■ WORK REQUIRED
Print out the material that follows word for word.

Part of a data file
/---
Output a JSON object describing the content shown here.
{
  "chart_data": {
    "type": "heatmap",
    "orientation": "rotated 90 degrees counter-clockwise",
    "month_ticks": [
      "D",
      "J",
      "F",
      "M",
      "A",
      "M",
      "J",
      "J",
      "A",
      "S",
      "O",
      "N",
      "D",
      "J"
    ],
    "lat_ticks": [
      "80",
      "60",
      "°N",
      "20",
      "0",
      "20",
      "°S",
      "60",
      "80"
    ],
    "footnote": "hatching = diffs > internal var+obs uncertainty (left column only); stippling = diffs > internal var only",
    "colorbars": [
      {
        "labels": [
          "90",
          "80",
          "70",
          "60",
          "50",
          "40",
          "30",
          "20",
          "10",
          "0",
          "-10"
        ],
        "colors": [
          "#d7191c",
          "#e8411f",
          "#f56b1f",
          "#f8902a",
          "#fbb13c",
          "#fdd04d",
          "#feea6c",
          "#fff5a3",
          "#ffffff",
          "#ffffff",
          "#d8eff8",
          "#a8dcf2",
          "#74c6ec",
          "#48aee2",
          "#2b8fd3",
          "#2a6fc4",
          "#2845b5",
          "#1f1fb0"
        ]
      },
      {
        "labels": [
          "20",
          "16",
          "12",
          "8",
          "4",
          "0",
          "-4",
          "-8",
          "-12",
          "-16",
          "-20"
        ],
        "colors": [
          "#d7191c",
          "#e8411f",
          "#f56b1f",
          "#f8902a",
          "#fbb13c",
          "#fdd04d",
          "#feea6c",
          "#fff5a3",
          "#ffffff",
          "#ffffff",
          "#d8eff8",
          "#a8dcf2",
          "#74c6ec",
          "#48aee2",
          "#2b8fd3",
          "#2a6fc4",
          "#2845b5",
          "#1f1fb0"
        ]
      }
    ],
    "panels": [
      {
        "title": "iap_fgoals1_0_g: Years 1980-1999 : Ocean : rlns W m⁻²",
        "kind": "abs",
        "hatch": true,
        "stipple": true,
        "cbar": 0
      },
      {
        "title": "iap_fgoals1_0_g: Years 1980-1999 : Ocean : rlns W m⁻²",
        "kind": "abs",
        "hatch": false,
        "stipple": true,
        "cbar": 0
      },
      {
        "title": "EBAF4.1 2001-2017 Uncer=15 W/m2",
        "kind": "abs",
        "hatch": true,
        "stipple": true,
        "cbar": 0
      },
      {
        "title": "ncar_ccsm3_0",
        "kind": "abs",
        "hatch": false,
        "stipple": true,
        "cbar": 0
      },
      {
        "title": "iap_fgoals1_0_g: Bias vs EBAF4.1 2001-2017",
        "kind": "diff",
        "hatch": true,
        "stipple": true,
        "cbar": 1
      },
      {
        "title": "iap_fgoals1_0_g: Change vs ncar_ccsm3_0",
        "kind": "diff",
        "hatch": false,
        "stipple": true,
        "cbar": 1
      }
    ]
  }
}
\---
■ RESULT BELOW
Output a JSON object describing the content shown here.
{
  "chart_data": {
    "type": "heatmap",
    "orientation": "rotated 90 degrees counter-clockwise",
    "month_ticks": [
      "D",
      "J",
      "F",
      "M",
      "A",
      "M",
      "J",
      "J",
      "A",
      "S",
      "O",
      "N",
      "D",
      "J"
    ],
    "lat_ticks": [
      "80",
      "60",
      "°N",
      "20",
      "0",
      "20",
      "°S",
      "60",
      "80"
    ],
    "footnote": "hatching = diffs > internal var+obs uncertainty (left column only); stippling = diffs > internal var only",
    "colorbars": [
      {
        "labels": [
          "90",
          "80",
          "70",
          "60",
          "50",
          "40",
          "30",
          "20",
          "10",
          "0",
          "-10"
        ],
        "colors": [
          "#d7191c",
          "#e8411f",
          "#f56b1f",
          "#f8902a",
          "#fbb13c",
          "#fdd04d",
          "#feea6c",
          "#fff5a3",
          "#ffffff",
          "#ffffff",
          "#d8eff8",
          "#a8dcf2",
          "#74c6ec",
          "#48aee2",
          "#2b8fd3",
          "#2a6fc4",
          "#2845b5",
          "#1f1fb0"
        ]
      },
      {
        "labels": [
          "20",
          "16",
          "12",
          "8",
          "4",
          "0",
          "-4",
          "-8",
          "-12",
          "-16",
          "-20"
        ],
        "colors": [
          "#d7191c",
          "#e8411f",
          "#f56b1f",
          "#f8902a",
          "#fbb13c",
          "#fdd04d",
          "#feea6c",
          "#fff5a3",
          "#ffffff",
          "#ffffff",
          "#d8eff8",
          "#a8dcf2",
          "#74c6ec",
          "#48aee2",
          "#2b8fd3",
          "#2a6fc4",
          "#2845b5",
          "#1f1fb0"
        ]
      }
    ],
    "panels": [
      {
        "title": "iap_fgoals1_0_g: Years 1980-1999 : Ocean : rlns W m⁻²",
        "kind": "abs",
        "hatch": true,
        "stipple": true,
        "cbar": 0
      },
      {
        "title": "iap_fgoals1_0_g: Years 1980-1999 : Ocean : rlns W m⁻²",
        "kind": "abs",
        "hatch": false,
        "stipple": true,
        "cbar": 0
      },
      {
        "title": "EBAF4.1 2001-2017 Uncer=15 W/m2",
        "kind": "abs",
        "hatch": true,
        "stipple": true,
        "cbar": 0
      },
      {
        "title": "ncar_ccsm3_0",
        "kind": "abs",
        "hatch": false,
        "stipple": true,
        "cbar": 0
      },
      {
        "title": "iap_fgoals1_0_g: Bias vs EBAF4.1 2001-2017",
        "kind": "diff",
        "hatch": true,
        "stipple": true,
        "cbar": 1
      },
      {
        "title": "iap_fgoals1_0_g: Change vs ncar_ccsm3_0",
        "kind": "diff",
        "hatch": false,
        "stipple": true,
        "cbar": 1
      }
    ]
  }
}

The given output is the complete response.